▶ Set task
Filter the listing below, copying every line in which the word "坚决做到" appears.
_ _ _ _ _
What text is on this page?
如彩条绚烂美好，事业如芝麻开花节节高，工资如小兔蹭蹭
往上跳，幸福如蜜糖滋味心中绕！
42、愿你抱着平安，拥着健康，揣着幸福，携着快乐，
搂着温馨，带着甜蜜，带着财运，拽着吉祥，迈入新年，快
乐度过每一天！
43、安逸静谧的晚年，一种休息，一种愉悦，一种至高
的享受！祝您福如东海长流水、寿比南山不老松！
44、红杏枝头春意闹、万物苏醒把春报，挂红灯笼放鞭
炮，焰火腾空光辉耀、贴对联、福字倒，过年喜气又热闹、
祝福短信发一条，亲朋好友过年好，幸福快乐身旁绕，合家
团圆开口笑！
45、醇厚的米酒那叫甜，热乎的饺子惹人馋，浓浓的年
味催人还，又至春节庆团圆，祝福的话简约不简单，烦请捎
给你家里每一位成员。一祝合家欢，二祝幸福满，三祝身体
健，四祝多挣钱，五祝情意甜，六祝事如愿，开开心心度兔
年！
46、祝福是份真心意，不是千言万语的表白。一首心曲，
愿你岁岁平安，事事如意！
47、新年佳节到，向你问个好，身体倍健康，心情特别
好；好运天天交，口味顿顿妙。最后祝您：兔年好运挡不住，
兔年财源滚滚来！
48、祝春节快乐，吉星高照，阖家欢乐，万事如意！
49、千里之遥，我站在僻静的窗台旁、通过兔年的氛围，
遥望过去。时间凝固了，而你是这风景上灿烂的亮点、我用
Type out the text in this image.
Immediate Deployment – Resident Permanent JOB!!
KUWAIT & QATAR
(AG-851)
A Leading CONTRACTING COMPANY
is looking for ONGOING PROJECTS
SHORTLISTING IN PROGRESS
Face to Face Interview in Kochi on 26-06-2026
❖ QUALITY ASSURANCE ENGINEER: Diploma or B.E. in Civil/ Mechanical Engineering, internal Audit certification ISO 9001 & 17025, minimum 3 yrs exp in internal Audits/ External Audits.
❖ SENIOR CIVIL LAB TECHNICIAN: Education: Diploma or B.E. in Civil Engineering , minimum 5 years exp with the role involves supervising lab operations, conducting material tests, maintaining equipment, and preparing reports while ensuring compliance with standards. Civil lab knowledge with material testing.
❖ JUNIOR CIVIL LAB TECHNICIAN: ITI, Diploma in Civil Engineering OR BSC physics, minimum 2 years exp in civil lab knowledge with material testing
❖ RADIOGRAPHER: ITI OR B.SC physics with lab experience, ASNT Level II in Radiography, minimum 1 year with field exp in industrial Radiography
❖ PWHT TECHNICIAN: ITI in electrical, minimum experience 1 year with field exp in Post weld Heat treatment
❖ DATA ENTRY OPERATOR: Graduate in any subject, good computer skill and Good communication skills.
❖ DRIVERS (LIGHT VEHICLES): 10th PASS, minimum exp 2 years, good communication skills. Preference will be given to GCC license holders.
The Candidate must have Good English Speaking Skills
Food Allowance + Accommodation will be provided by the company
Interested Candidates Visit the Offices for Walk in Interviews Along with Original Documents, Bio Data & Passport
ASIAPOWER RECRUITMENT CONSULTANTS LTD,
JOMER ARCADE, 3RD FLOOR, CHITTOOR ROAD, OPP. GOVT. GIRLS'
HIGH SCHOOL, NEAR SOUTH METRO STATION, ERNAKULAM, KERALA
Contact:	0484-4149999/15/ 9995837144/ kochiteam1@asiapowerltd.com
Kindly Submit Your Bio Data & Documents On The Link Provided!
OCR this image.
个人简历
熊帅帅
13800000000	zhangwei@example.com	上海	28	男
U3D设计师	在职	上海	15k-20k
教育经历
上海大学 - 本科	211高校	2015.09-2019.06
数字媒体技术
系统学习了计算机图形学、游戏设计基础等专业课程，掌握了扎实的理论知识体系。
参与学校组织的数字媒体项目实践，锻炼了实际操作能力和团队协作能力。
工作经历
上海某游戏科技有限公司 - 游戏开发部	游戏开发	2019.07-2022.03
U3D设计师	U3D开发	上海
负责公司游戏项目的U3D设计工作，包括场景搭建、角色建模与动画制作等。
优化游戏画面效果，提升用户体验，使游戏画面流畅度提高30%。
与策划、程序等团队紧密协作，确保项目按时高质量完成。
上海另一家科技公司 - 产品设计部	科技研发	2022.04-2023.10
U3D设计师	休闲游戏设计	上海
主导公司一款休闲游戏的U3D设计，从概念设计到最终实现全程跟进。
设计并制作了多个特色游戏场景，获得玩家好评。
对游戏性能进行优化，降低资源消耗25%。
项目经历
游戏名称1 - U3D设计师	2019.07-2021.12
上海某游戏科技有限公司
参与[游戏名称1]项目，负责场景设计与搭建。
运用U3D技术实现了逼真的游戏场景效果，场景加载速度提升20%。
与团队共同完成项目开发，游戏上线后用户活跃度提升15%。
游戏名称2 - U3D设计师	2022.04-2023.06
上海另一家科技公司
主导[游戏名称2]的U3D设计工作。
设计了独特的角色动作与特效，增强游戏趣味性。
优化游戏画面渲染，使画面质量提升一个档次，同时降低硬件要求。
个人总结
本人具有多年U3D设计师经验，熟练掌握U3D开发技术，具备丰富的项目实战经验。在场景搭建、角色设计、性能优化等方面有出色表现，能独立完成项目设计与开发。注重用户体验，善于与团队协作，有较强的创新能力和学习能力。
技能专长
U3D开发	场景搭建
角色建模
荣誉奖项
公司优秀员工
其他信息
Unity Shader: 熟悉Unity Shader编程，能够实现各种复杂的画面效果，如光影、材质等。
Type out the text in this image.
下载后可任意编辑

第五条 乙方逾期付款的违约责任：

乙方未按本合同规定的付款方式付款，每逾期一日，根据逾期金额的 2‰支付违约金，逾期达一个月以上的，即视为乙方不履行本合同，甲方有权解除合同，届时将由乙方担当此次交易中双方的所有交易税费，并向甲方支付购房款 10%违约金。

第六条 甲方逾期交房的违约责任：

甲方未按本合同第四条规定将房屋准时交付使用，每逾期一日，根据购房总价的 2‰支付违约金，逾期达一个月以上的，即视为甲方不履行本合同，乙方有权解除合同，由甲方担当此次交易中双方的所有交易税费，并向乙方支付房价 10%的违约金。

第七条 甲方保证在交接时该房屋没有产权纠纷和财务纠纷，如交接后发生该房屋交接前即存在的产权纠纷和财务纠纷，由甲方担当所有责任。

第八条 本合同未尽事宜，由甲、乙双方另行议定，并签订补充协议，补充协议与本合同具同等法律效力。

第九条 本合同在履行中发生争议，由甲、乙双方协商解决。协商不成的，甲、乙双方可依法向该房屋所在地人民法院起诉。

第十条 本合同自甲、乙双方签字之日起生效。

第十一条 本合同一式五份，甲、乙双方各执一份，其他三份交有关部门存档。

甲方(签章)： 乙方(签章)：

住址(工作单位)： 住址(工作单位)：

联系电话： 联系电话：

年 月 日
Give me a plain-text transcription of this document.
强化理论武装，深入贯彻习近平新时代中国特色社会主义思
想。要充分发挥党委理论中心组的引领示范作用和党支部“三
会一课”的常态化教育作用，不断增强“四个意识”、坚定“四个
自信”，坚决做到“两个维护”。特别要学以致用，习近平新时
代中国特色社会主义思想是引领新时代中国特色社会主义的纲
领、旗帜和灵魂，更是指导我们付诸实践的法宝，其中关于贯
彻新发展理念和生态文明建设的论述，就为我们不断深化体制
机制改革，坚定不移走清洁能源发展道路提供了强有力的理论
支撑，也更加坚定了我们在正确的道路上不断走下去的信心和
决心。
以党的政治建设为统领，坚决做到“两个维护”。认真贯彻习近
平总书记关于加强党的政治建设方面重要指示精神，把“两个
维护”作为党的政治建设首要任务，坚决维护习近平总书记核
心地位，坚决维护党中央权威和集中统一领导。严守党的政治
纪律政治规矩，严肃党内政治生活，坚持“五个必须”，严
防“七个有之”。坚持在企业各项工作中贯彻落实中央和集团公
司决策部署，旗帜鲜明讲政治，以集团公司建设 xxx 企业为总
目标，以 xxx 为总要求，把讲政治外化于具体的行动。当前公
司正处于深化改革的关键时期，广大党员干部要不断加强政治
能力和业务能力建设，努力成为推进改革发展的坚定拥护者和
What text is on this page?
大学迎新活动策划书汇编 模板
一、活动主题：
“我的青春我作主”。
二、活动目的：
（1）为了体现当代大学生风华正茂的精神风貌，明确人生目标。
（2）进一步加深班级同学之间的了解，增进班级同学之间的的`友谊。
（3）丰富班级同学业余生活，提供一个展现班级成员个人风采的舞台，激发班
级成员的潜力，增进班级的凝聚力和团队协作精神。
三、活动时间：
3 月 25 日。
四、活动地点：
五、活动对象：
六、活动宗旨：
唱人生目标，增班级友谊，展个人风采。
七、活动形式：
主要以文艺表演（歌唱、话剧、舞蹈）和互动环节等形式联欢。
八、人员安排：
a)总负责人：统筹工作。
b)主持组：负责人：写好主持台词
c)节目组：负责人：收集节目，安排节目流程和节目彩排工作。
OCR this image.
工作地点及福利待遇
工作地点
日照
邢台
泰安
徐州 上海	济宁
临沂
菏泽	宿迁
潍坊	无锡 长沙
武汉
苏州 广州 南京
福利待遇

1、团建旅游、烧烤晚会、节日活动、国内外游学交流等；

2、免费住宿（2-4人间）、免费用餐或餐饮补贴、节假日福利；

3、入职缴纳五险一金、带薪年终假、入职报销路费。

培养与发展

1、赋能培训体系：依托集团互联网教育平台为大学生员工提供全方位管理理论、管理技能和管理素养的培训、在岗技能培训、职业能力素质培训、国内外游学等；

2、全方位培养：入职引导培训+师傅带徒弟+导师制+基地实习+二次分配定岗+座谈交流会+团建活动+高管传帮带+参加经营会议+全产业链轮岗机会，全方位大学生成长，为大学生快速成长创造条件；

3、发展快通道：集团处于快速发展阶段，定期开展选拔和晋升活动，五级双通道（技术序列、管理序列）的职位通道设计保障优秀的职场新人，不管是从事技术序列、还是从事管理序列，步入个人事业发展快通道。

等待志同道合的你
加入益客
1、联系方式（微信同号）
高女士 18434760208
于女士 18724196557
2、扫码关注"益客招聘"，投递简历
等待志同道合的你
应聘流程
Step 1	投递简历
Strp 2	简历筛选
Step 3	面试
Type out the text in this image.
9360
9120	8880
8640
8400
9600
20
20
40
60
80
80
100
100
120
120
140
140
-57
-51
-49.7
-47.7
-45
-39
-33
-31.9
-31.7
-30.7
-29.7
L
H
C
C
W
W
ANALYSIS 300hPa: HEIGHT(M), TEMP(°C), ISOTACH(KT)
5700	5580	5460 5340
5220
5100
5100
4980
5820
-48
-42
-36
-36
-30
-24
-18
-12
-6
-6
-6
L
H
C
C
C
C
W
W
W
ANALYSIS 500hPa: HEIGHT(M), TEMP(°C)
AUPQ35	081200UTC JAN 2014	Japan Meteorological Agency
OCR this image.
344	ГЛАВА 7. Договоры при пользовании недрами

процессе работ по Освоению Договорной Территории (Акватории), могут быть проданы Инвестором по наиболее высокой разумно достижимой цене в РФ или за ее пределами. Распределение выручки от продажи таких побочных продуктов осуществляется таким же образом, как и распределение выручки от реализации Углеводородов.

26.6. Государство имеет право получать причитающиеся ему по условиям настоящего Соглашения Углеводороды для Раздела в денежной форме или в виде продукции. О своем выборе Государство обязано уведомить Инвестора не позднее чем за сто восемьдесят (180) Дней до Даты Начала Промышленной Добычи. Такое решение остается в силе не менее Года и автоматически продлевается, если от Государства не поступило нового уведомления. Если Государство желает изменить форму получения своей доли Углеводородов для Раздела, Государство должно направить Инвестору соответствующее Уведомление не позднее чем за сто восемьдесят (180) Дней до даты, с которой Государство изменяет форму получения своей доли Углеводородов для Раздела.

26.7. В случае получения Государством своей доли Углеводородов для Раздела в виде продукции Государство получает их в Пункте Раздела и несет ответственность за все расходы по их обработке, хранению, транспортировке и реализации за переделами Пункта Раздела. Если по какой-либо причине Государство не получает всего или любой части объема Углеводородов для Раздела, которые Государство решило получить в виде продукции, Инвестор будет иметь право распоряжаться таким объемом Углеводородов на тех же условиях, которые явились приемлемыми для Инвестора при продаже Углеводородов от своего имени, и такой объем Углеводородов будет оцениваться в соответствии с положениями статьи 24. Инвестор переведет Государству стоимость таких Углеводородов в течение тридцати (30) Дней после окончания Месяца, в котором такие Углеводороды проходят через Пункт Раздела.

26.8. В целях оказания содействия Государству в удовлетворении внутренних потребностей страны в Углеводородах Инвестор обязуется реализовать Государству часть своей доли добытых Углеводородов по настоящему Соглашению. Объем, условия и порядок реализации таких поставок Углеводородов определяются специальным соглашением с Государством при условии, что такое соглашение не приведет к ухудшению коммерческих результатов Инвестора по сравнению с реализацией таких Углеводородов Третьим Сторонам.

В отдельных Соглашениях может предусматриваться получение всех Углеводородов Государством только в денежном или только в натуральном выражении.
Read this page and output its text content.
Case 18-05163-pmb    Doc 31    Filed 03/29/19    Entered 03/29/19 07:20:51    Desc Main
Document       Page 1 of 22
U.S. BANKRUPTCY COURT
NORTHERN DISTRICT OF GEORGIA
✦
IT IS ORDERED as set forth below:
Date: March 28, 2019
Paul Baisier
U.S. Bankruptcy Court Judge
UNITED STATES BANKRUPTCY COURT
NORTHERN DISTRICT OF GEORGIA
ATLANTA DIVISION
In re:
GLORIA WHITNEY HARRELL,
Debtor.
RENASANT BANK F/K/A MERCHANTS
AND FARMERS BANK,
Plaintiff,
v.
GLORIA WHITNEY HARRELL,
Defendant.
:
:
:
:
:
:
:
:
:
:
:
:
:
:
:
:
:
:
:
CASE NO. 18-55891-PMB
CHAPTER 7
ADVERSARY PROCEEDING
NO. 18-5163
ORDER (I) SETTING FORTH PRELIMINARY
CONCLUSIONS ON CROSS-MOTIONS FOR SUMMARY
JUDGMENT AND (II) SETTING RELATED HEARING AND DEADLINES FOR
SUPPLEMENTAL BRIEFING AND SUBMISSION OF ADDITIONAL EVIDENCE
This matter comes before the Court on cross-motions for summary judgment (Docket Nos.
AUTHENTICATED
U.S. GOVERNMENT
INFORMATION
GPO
_ _ _ _ _
▶ Output of the exercise
自信”，坚决做到“两个维护”。特别要学以致用，习近平新时
以党的政治建设为统领，坚决做到“两个维护”。认真贯彻习近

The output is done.